* **To be done**
Quote the listing below in its entirety, omitting every image.

* **Listed records**
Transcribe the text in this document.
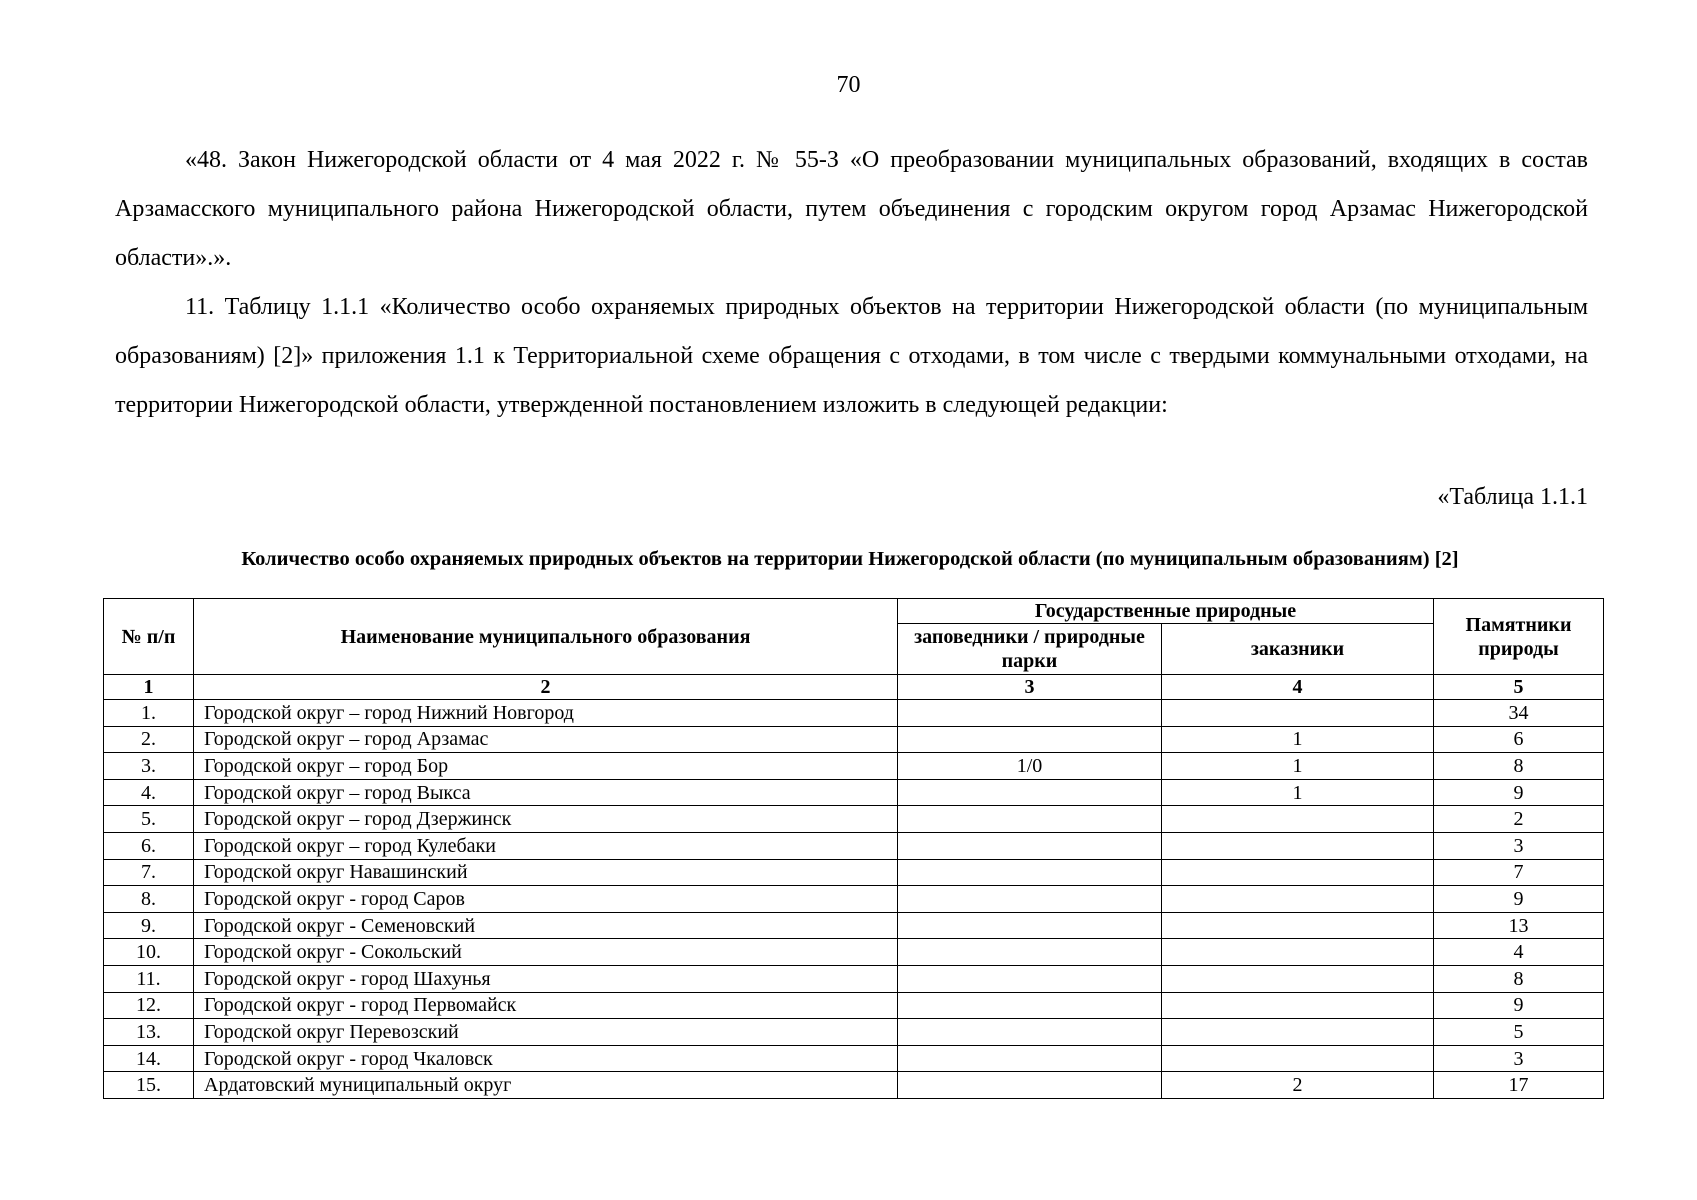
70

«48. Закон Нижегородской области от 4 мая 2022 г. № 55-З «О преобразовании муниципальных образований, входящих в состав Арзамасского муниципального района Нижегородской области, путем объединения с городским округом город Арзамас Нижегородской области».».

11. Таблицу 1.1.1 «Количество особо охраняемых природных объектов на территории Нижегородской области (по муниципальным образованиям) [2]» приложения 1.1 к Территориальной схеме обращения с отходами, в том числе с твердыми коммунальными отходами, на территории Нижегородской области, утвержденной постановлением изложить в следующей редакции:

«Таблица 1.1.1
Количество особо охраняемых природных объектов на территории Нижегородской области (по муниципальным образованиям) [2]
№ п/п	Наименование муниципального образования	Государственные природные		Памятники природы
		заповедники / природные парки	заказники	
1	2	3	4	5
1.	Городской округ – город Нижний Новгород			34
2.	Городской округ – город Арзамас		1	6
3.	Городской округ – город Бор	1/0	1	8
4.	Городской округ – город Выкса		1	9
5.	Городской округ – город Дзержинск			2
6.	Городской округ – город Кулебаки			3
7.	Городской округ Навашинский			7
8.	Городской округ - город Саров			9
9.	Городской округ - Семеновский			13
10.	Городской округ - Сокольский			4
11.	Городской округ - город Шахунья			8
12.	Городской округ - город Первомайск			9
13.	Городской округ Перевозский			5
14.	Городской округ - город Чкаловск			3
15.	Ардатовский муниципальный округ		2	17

* **Answer**
Transcribe the text in this document.
70

«48. Закон Нижегородской области от 4 мая 2022 г. № 55-З «О преобразовании муниципальных образований, входящих в состав Арзамасского муниципального района Нижегородской области, путем объединения с городским округом город Арзамас Нижегородской области».».

11. Таблицу 1.1.1 «Количество особо охраняемых природных объектов на территории Нижегородской области (по муниципальным образованиям) [2]» приложения 1.1 к Территориальной схеме обращения с отходами, в том числе с твердыми коммунальными отходами, на территории Нижегородской области, утвержденной постановлением изложить в следующей редакции:

«Таблица 1.1.1
Количество особо охраняемых природных объектов на территории Нижегородской области (по муниципальным образованиям) [2]
№ п/п	Наименование муниципального образования	Государственные природные		Памятники природы
		заповедники / природные парки	заказники	
1	2	3	4	5
1.	Городской округ – город Нижний Новгород			34
2.	Городской округ – город Арзамас		1	6
3.	Городской округ – город Бор	1/0	1	8
4.	Городской округ – город Выкса		1	9
5.	Городской округ – город Дзержинск			2
6.	Городской округ – город Кулебаки			3
7.	Городской округ Навашинский			7
8.	Городской округ - город Саров			9
9.	Городской округ - Семеновский			13
10.	Городской округ - Сокольский			4
11.	Городской округ - город Шахунья			8
12.	Городской округ - город Первомайск			9
13.	Городской округ Перевозский			5
14.	Городской округ - город Чкаловск			3
15.	Ардатовский муниципальный округ		2	17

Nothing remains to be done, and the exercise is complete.